┌─ Passage shown
The Internet’s celebrity gossip circuit was ablaze this fall with salacious pictures and cell phone messages, allegedly depicting football star Brett Favre misbehaving luridly.  Among legal observers and investigating agencies, attention riveted not on the actual images or sound bites, but on clusters of invisible, computer-coded data embedded within them.
 
These buried digital nuggets of information could reveal who sent the photos and when, who received them, and what those recipients did as a result. In short, much of the information needed to answer questions of liability and culpability.
 
Welcome to the world of electronic “metadata” evidence and its offspring – the legal process called e-discovery. In this new world, anything that someone involved in a lawsuit or under investigation ever e-mailed, texted, revealed in social media, or digitally blurted can be dug up and used against them.
 
Discovery, in traditional legal terms, is the pre-trial stage where litigants must provide the other side with all documents relating to the matter at hand. In the past, this typically meant stacks and boxes of printed material.
 
In today’s world, thanks to recent court rulings and regulations, it means courts allow high-tech investigators to search the hidden documents and data on any computer used by a litigant or a defendant for a “smoking gun.” Moreover, if you are found to have deleted or erased potentially damaging e-mails or other e-data that figure in a case, it can adversely affect the outcome, as much as an outright admission of guilt.
 
E-discovery is now an element in most business litigations – real estate, contract disputes, intellectual property cases, personal injury — not to mention divorce and criminal cases. If you feel uneasy or uncertain about this, regardless of whether you are now a party to a lawsuit, that would be a healthy reaction.
 
Business people are frequently careful about what they do and do not put into formal writing. Unfortunately, they often drop their guard in informal communications like emails and text messages. This lapse can come back to haunt them.
 
Cases can also be lost when an attorney does not adequately consider or understand these issues. Individuals involved in a matter have responsibilities too.
 
We have recently handled cases in which defendants who claimed ignorance of a misdeed were shown to have received emails about it, and where parties in a suit were found to have emailed statements totally contradictory to what they testified in court.
└─
Exercise aim - Decide whether each statement agrees with the e-discovery passage above: (a) In the past, discovery typically meant stacks and boxes of printed material. (b) Business people are frequently careless about what they put into formal writing. (c) Deleting potentially damaging e-mails that figure in a case has no effect on its outcome. For each one, answer yes or no and quote the words from the passage that decide it.
┌─ Supplied material
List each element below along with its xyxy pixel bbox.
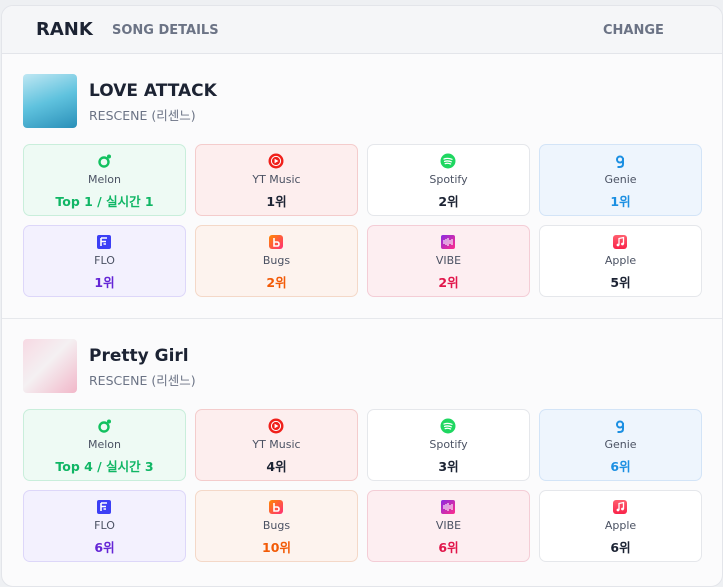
└─
Task output -
(a) Yes: "In the past, this typically meant stacks and boxes of printed material."
(b) No: "Business people are frequently careful about what they do and do not put into formal writing."
(c) No: "it can adversely affect the outcome, as much as an outright admission of guilt."